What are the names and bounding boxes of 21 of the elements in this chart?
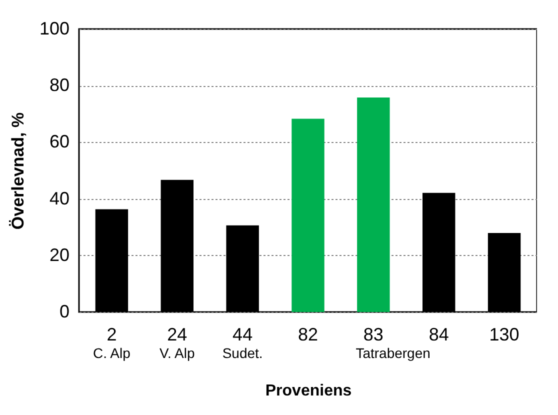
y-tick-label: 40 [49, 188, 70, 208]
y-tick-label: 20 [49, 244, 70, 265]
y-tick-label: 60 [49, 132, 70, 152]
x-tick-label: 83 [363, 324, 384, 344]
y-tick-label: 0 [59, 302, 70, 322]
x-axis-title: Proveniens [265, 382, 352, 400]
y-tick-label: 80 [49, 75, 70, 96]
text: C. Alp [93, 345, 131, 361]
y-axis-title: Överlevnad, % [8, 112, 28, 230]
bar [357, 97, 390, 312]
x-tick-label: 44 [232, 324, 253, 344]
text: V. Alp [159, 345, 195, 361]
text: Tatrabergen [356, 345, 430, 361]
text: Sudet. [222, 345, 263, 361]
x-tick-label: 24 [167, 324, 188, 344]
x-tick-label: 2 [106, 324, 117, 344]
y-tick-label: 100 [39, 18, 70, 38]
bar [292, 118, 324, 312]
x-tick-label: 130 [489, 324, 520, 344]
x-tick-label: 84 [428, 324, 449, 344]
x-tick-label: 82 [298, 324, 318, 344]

* * *

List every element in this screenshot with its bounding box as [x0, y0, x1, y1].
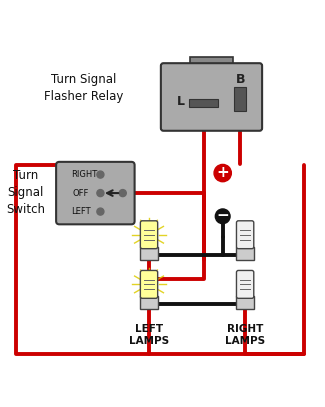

**Exercise**. Reproduce the stretch of records from the line containing "What are the" through the line containing "x-tick-label: 82 [298, 324, 318, 344]", changing "x-tick-label" to "x-axis tick" and keeping everything else the same. Leave the pictures out of your answer.

**The output**.
What are the names and bounding boxes of 21 of the elements in this chart?
y-tick-label: 40 [49, 188, 70, 208]
y-tick-label: 20 [49, 244, 70, 265]
y-tick-label: 60 [49, 132, 70, 152]
x-axis tick: 83 [363, 324, 384, 344]
y-tick-label: 0 [59, 302, 70, 322]
x-axis-title: Proveniens [265, 382, 352, 400]
y-tick-label: 80 [49, 75, 70, 96]
text: C. Alp [93, 345, 131, 361]
y-axis-title: Överlevnad, % [8, 112, 28, 230]
bar [357, 97, 390, 312]
x-axis tick: 44 [232, 324, 253, 344]
text: V. Alp [159, 345, 195, 361]
text: Tatrabergen [356, 345, 430, 361]
text: Sudet. [222, 345, 263, 361]
x-axis tick: 24 [167, 324, 188, 344]
x-axis tick: 2 [106, 324, 117, 344]
y-tick-label: 100 [39, 18, 70, 38]
bar [292, 118, 324, 312]
x-axis tick: 130 [489, 324, 520, 344]
x-axis tick: 84 [428, 324, 449, 344]
x-axis tick: 82 [298, 324, 318, 344]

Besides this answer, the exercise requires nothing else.